-- start Input material --
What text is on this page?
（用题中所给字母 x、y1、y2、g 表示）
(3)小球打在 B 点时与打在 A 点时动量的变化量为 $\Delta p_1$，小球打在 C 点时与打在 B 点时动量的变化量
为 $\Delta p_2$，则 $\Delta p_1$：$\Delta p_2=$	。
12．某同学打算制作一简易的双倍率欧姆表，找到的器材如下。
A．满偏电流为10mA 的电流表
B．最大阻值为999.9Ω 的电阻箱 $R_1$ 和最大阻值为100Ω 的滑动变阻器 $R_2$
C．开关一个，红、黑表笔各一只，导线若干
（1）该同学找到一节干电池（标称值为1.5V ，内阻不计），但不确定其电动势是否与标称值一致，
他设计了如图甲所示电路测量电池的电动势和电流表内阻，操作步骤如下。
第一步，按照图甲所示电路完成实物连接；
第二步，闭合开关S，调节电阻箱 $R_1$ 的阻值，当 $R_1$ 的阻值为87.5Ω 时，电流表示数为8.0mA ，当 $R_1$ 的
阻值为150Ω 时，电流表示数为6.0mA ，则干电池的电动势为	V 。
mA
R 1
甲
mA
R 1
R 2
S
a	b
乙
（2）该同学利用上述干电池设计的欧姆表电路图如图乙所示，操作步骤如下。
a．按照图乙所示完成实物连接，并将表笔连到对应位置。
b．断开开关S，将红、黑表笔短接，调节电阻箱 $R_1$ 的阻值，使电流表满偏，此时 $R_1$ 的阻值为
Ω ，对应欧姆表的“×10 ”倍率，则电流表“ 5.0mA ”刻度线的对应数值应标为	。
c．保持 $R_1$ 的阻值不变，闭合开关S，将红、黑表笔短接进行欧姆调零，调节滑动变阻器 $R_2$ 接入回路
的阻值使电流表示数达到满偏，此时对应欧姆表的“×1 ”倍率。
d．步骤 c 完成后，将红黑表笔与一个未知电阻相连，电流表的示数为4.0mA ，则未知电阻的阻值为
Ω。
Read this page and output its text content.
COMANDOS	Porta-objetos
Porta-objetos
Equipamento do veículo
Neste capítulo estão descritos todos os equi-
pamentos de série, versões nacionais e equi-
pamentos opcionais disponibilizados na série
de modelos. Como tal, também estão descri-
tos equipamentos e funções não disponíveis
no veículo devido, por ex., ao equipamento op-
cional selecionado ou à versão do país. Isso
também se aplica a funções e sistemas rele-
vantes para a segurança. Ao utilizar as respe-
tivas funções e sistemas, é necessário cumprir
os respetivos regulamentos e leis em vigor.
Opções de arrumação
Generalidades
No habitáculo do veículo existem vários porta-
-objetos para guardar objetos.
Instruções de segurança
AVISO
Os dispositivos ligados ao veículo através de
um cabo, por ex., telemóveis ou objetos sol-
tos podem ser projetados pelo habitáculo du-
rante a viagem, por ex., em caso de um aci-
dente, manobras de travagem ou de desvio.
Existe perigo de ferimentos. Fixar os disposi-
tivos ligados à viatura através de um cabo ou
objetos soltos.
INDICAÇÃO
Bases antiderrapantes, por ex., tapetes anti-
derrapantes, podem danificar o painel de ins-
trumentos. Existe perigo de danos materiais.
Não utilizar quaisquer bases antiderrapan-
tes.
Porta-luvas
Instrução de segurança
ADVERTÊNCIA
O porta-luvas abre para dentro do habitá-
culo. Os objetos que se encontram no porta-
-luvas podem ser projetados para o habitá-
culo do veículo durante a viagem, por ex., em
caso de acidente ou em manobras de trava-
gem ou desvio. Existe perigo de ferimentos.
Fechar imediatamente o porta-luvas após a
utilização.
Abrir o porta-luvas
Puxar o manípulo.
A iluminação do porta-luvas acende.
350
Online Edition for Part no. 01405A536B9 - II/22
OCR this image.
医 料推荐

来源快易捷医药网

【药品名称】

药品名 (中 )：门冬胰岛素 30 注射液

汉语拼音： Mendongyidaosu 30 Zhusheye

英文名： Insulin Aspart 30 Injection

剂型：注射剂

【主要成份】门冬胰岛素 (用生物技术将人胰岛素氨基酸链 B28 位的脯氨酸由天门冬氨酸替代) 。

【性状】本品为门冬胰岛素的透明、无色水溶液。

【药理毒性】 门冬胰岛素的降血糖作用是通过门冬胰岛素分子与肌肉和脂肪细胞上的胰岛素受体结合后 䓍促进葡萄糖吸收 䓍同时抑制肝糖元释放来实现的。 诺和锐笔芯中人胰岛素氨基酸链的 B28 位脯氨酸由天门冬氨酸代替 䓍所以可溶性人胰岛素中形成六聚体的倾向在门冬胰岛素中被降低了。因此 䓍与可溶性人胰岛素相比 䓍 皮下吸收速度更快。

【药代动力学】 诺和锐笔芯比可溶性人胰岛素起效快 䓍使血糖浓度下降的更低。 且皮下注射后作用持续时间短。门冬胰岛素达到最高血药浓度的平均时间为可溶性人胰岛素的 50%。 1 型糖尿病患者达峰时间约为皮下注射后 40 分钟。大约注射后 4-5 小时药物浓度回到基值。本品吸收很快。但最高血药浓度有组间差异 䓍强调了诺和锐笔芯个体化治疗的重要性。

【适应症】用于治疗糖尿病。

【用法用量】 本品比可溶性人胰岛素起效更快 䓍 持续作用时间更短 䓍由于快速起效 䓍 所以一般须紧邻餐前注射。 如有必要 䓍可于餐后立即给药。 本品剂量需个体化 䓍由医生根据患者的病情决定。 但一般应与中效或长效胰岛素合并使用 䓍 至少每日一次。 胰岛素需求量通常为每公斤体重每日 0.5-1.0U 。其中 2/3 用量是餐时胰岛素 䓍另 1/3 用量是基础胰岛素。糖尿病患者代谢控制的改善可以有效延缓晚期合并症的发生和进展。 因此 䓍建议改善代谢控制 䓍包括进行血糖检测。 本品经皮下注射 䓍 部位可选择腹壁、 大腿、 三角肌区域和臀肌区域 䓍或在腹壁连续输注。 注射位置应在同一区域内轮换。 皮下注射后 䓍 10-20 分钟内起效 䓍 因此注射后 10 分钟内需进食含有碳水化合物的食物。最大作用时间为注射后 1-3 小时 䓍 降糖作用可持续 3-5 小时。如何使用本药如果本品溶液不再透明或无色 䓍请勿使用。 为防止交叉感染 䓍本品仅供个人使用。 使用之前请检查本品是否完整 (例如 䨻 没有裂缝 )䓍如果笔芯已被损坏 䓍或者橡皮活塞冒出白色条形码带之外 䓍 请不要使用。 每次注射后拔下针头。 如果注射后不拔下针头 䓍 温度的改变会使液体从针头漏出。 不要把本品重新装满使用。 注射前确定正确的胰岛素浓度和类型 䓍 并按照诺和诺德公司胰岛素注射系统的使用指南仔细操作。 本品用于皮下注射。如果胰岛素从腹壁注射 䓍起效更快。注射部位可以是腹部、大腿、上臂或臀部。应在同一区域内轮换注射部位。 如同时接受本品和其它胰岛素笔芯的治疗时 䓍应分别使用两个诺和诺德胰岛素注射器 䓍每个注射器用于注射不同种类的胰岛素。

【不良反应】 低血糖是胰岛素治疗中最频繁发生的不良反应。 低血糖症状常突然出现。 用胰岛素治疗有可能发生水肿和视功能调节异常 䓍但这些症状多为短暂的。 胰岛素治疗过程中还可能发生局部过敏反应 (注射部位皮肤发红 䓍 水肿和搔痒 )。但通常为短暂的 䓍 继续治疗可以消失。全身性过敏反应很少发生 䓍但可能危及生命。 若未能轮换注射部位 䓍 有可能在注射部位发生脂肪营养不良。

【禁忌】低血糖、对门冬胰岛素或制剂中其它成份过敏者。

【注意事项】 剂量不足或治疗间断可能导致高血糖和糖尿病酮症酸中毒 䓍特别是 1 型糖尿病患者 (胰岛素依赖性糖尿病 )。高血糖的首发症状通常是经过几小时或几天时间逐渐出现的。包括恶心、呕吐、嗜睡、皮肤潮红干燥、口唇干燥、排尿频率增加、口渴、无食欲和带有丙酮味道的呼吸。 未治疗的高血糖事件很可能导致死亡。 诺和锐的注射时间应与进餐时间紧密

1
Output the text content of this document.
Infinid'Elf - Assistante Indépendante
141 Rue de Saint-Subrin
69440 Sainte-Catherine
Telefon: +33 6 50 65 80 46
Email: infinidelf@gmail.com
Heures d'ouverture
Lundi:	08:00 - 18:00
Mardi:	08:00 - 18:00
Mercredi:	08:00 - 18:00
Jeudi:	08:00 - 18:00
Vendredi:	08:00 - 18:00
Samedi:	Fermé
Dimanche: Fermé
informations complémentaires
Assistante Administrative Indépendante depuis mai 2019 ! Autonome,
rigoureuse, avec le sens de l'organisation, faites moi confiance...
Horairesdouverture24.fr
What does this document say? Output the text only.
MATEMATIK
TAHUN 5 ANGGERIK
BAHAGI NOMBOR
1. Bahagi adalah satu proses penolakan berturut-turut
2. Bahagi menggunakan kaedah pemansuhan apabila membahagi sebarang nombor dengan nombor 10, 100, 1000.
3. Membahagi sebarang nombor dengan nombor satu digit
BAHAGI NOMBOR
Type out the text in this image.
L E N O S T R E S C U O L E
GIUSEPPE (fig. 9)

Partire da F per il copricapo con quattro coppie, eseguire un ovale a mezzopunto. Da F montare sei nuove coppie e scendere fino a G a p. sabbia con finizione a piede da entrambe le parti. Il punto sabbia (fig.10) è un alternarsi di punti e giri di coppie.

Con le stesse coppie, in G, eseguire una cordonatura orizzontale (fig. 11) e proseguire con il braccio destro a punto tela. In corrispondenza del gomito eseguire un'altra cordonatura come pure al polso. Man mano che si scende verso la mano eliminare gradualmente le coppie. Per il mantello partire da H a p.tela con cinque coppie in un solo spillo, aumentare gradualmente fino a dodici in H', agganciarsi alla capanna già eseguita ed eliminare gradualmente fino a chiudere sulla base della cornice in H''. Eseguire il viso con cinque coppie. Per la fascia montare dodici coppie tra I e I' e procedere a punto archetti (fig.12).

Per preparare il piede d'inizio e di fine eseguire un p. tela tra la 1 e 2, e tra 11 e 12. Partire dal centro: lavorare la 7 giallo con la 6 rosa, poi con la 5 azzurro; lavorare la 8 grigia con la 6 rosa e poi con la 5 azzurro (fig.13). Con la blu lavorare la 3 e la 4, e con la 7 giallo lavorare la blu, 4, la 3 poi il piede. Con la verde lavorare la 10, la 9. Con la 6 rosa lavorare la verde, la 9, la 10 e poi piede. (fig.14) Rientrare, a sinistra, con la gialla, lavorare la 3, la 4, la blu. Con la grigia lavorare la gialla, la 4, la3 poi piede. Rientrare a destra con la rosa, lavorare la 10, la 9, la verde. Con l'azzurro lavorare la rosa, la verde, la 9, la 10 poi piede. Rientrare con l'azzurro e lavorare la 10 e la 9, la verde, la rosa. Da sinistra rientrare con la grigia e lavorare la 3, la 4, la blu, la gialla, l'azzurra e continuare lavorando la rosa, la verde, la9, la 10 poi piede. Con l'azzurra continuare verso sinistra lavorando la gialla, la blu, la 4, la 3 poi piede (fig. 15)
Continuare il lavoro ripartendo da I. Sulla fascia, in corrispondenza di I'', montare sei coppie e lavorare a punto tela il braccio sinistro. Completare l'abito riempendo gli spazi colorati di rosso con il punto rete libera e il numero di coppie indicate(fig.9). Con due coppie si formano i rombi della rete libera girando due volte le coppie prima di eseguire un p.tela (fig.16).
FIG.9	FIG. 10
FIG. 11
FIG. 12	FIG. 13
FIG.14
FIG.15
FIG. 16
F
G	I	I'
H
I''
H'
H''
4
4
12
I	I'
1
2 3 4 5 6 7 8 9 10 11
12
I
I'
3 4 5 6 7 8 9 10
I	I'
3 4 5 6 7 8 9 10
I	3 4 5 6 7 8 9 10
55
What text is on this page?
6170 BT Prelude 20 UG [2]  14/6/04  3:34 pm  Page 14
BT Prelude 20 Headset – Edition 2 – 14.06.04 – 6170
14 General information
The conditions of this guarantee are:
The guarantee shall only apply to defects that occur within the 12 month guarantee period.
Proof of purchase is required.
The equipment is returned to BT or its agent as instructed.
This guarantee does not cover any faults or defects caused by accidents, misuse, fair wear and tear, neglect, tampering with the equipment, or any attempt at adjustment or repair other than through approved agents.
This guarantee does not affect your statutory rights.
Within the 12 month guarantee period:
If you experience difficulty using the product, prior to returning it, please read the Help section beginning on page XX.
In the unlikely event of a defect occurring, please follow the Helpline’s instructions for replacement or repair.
-- end Input material --
Identify the lines of the entries containing the string "punto". Copy each such line.

▶ **Complete output**:
Partire da F per il copricapo con quattro coppie, eseguire un ovale a mezzopunto. Da F montare sei nuove coppie e scendere fino a G a p. sabbia con finizione a piede da entrambe le parti. Il punto sabbia (fig.10) è un alternarsi di punti e giri di coppie.
Con le stesse coppie, in G, eseguire una cordonatura orizzontale (fig. 11) e proseguire con il braccio destro a punto tela. In corrispondenza del gomito eseguire un'altra cordonatura come pure al polso. Man mano che si scende verso la mano eliminare gradualmente le coppie. Per il mantello partire da H a p.tela con cinque coppie in un solo spillo, aumentare gradualmente fino a dodici in H', agganciarsi alla capanna già eseguita ed eliminare gradualmente fino a chiudere sulla base della cornice in H''. Eseguire il viso con cinque coppie. Per la fascia montare dodici coppie tra I e I' e procedere a punto archetti (fig.12).
Continuare il lavoro ripartendo da I. Sulla fascia, in corrispondenza di I'', montare sei coppie e lavorare a punto tela il braccio sinistro. Completare l'abito riempendo gli spazi colorati di rosso con il punto rete libera e il numero di coppie indicate(fig.9). Con due coppie si formano i rombi della rete libera girando due volte le coppie prima di eseguire un p.tela (fig.16).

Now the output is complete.